SA and disassemblers

Tom Rodriguez Thomas.Rodriguez at Sun.COM
Mon Sep 14 08:28:27 PDT 2009

On Sep 11, 2009, at 5:59 AM, Volker Simonis wrote:

> Hi Tom,
> I like the extension of the decode_instructions interface, especially
> because this is something we are already using anyway. We have
> extended the disassembler in the VM to decode instructions which had
> been dumped by the VM earlier when no disassembler library was
> available. We realized this with an 'AbstractDisassaembler' which in
> our case is the base class of 'Disassembler'. If the native
> disassembler can not be loaded, we automatically fall back to the
> abstract disassembler which prints a kind of hex dump, but with all
> the usual annotations. Later on, we can take such an output produced
> by the abstract disassembler (for example from an hs_err file) and
> decode it to real assembly code. Perhaps this is an extension you also
> want to consider? I could contribute some code if you'd like.

DATA ENTRIES

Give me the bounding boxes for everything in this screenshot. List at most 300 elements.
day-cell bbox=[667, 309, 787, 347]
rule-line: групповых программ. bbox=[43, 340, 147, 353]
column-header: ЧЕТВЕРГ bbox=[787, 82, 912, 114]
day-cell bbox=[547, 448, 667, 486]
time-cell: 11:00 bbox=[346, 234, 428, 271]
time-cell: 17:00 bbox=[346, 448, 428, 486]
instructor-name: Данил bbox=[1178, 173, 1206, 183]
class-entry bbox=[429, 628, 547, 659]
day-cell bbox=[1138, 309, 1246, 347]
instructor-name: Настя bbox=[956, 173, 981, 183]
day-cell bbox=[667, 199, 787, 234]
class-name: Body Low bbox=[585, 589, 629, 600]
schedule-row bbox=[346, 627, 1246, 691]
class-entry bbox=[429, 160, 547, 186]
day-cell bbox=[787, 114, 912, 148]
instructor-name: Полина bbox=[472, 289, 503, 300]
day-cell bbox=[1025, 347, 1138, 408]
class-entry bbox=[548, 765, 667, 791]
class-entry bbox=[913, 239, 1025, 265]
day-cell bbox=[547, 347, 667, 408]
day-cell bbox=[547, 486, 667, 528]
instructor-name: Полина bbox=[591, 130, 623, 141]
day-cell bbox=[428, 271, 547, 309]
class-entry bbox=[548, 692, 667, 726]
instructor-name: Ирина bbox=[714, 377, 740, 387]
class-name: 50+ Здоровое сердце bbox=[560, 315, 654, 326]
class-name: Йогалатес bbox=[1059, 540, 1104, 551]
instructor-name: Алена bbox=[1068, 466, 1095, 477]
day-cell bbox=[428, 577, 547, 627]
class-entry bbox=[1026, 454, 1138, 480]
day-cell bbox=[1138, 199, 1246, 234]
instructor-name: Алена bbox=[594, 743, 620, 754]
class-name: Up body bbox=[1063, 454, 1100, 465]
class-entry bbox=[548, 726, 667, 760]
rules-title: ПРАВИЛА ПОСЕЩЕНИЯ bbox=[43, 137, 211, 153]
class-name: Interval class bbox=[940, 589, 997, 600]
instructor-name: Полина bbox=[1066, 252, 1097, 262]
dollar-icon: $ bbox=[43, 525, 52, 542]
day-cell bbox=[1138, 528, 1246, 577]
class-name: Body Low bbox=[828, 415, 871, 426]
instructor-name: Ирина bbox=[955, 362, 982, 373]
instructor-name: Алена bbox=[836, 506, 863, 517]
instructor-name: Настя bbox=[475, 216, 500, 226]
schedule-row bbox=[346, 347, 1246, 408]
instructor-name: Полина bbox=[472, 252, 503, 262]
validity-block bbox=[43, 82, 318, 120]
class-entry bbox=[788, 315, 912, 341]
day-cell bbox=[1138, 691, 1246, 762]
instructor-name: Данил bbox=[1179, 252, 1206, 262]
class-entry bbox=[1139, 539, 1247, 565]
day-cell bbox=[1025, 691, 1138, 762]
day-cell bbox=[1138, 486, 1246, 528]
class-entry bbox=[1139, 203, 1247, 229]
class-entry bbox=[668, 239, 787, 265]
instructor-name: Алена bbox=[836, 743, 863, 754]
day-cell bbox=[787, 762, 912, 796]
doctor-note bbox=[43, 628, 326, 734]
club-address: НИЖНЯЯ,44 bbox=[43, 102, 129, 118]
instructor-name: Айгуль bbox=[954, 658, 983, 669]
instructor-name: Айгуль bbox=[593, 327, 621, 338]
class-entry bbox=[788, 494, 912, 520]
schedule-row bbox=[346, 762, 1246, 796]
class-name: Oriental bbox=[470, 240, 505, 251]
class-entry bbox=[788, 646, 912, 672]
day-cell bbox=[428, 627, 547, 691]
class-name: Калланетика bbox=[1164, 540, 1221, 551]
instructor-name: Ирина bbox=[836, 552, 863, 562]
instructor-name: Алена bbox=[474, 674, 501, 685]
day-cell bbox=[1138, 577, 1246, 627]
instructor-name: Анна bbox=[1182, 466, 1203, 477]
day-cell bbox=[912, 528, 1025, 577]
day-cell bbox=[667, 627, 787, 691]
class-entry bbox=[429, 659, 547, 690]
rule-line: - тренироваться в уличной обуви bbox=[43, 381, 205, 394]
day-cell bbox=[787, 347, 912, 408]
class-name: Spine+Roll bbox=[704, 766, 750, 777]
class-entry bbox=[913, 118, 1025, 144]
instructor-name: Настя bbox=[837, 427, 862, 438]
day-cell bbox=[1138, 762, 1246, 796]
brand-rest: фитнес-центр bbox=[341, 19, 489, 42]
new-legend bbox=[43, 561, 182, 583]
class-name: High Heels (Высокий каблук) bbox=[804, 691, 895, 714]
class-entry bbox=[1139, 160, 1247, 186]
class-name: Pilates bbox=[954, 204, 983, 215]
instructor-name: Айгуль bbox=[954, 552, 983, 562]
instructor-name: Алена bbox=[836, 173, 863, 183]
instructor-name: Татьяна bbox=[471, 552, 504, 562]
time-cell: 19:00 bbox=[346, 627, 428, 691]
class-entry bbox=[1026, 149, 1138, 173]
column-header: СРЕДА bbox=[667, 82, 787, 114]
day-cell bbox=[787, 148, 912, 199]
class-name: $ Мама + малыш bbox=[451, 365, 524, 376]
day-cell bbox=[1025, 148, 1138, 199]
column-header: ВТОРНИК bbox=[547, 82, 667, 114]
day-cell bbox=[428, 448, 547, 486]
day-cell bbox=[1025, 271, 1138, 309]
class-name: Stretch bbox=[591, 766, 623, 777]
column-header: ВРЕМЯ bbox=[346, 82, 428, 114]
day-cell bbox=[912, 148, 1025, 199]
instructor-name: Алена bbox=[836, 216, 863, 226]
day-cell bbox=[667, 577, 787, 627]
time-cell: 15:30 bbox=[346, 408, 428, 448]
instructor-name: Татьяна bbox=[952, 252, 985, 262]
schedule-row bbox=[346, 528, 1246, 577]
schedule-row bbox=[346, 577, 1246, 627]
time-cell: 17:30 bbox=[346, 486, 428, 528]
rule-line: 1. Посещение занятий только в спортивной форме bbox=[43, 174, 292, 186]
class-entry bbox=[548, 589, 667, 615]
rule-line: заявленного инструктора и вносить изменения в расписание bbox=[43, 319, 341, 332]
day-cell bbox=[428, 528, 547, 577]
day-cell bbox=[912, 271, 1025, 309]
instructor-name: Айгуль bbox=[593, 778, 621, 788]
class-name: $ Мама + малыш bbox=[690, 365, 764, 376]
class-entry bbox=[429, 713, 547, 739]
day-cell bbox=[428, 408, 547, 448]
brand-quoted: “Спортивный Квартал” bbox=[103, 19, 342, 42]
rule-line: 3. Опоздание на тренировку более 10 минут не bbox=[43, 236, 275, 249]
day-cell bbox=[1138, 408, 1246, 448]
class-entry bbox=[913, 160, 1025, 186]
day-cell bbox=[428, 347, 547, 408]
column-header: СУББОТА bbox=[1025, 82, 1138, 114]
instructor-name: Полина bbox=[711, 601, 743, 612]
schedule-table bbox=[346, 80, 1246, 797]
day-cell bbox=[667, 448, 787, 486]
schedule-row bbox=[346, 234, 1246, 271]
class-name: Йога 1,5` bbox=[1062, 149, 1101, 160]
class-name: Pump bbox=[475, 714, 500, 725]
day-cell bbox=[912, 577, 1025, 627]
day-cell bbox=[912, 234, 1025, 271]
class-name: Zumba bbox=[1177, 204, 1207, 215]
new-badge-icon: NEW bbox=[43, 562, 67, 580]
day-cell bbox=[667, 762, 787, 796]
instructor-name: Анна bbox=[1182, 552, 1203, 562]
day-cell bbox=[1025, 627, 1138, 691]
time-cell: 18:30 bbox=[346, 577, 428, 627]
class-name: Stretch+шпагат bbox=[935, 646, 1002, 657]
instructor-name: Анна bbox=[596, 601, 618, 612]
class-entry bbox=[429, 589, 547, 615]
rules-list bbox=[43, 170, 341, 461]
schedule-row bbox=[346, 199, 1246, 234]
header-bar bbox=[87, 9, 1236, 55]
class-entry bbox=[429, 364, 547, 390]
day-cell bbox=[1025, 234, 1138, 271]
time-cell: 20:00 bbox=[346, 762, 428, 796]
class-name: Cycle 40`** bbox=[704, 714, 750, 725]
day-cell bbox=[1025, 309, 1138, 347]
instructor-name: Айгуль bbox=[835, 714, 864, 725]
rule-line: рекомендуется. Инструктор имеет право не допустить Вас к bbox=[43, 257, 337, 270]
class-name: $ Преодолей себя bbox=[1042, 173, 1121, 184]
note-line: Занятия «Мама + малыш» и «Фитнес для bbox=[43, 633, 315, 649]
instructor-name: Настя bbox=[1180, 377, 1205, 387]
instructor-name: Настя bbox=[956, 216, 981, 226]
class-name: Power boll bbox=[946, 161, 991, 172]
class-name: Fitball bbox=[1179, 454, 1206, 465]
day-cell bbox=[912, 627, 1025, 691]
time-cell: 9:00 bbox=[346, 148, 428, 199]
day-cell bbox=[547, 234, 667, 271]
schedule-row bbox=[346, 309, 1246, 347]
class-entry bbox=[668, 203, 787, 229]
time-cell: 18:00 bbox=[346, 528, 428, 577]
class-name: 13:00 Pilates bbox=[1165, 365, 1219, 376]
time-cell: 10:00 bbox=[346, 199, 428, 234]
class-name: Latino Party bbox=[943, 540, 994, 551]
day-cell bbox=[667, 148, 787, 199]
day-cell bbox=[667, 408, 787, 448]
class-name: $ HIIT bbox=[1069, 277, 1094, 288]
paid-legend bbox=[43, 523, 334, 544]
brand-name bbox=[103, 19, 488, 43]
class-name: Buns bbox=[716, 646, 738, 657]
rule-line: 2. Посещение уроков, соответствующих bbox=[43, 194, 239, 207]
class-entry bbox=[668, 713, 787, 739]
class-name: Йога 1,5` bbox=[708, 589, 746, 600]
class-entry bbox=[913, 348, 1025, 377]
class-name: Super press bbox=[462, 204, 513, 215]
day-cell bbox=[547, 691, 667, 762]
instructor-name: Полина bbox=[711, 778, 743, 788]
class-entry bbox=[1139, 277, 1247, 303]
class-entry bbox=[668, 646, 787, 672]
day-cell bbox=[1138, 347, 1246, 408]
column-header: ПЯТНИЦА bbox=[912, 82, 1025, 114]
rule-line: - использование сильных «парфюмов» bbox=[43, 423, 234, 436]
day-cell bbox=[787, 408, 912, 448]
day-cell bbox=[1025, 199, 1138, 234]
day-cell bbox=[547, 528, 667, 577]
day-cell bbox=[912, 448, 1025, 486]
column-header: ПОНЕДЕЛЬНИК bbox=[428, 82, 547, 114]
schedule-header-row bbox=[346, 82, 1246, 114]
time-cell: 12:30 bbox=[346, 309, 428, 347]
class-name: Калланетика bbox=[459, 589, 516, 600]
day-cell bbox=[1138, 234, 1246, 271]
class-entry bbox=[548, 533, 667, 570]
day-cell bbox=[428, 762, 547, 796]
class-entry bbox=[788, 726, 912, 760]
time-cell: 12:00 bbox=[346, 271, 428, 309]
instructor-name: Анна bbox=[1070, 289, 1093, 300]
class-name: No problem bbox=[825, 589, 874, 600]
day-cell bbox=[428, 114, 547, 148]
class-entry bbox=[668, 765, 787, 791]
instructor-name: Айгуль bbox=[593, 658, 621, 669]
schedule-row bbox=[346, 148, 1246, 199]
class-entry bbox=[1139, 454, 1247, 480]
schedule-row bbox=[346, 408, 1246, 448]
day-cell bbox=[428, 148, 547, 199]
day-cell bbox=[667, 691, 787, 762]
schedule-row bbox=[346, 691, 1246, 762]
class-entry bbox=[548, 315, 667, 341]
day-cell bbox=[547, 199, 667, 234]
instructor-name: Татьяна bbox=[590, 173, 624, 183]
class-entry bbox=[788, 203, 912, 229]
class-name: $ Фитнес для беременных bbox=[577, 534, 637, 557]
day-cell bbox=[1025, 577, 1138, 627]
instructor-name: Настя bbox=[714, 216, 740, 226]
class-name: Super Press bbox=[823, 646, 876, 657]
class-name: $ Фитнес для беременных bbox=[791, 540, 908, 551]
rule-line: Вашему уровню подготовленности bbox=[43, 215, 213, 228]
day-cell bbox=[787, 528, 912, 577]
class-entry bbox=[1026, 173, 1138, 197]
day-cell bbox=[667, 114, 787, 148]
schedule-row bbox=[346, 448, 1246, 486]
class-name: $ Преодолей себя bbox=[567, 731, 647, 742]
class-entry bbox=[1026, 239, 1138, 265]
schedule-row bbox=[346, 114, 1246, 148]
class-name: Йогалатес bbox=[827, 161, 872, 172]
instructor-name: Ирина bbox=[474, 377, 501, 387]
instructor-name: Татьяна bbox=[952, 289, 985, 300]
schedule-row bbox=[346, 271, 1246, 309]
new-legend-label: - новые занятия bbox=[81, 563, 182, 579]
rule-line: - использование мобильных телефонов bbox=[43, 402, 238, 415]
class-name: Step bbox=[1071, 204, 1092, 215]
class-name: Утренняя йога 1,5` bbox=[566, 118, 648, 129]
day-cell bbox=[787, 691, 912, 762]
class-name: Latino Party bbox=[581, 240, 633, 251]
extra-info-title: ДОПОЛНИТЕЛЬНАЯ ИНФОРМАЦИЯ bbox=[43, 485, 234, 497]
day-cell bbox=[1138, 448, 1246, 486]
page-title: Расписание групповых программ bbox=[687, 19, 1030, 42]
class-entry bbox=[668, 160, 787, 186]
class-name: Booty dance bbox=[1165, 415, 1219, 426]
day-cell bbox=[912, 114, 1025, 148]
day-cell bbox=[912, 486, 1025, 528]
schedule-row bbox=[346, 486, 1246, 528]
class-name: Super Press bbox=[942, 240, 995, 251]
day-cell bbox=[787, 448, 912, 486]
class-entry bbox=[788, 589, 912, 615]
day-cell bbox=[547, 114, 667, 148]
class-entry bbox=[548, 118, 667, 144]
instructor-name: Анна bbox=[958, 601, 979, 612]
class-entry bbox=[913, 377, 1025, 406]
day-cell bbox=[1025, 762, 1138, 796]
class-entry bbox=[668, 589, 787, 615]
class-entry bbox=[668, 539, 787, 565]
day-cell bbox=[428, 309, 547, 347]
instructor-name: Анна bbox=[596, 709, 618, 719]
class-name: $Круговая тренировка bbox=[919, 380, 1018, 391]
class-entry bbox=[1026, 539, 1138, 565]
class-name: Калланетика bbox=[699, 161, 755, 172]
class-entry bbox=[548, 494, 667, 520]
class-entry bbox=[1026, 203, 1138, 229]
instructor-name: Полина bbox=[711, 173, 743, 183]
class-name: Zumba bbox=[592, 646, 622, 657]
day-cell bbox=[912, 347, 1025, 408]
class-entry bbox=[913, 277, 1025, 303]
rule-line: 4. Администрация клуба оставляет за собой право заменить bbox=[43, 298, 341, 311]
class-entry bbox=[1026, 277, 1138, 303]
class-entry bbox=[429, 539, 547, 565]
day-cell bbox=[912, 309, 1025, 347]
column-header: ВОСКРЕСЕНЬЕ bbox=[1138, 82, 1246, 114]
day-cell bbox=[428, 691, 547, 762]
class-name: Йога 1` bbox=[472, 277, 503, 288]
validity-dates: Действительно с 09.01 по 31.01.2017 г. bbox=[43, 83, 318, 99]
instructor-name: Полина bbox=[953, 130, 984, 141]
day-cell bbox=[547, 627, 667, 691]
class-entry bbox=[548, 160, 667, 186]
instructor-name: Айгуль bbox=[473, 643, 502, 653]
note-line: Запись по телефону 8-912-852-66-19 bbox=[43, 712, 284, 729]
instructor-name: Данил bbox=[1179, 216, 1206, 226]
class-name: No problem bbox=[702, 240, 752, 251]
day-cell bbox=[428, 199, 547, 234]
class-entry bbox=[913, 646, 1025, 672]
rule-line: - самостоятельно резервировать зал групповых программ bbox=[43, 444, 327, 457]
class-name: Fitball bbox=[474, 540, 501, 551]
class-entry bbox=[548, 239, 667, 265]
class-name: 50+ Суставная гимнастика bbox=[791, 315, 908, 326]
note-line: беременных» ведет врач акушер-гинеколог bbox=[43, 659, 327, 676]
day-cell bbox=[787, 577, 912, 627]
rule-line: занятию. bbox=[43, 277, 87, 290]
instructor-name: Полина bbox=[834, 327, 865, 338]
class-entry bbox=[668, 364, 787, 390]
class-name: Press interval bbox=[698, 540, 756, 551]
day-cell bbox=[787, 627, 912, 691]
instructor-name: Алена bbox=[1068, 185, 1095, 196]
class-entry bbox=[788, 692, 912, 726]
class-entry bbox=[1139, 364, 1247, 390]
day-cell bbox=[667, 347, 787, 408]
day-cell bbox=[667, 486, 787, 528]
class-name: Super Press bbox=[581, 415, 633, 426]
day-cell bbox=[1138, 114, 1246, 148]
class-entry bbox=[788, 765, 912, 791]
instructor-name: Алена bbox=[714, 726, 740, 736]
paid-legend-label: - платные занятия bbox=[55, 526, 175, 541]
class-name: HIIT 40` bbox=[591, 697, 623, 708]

STATED GOAL A
In the post on SA and disassemblers, what does the abstract disassembler print when the native disassembler cannot be loaded?
STATED GOAL B
Extend the mailing-list post on SA and disassemblers, picking up right after its last sentence.

REPLY A
A kind of hex dump with all the usual annotations.

REPLY B
That's interesting.  We have a separate tool that we use like this for  
decoding the disassembly in an hs_err.  It's different than our hsdis  
library since it allows disassembly any supported CPU on any supported  
CPU, so we can process an x86 hs_err on sparc or vice versa.  If you  
are motivated to contribute your changes they sound interesting so  
send them out.

> Besides this I have some remarks/suggestions regarding hsdis:
> - I don't really think it is necessary for hsdis.c to export two
> functions: decode_instructions() and decode_instructions_virtual(). I
> think the more general one decode_instructions_virtual() would be
> enough together with a small change in disassembler.{cpp,hpp}:

I'd updated disassembler.cpp to use the new interface but I want to  
maintain the old interface so the hsdis library itself will continue  
to work with old JVMs.

> address decode_env::decode_instructions(address start, address end,
> address virtual_start /* = 0*/) {
>  if (virtual_start == 0) virtual_start = start;
> This would unify the hsdis interface used by the VM and the SA and
> allow one to easily implement the decoding of "abstract disassembly"
> as described above.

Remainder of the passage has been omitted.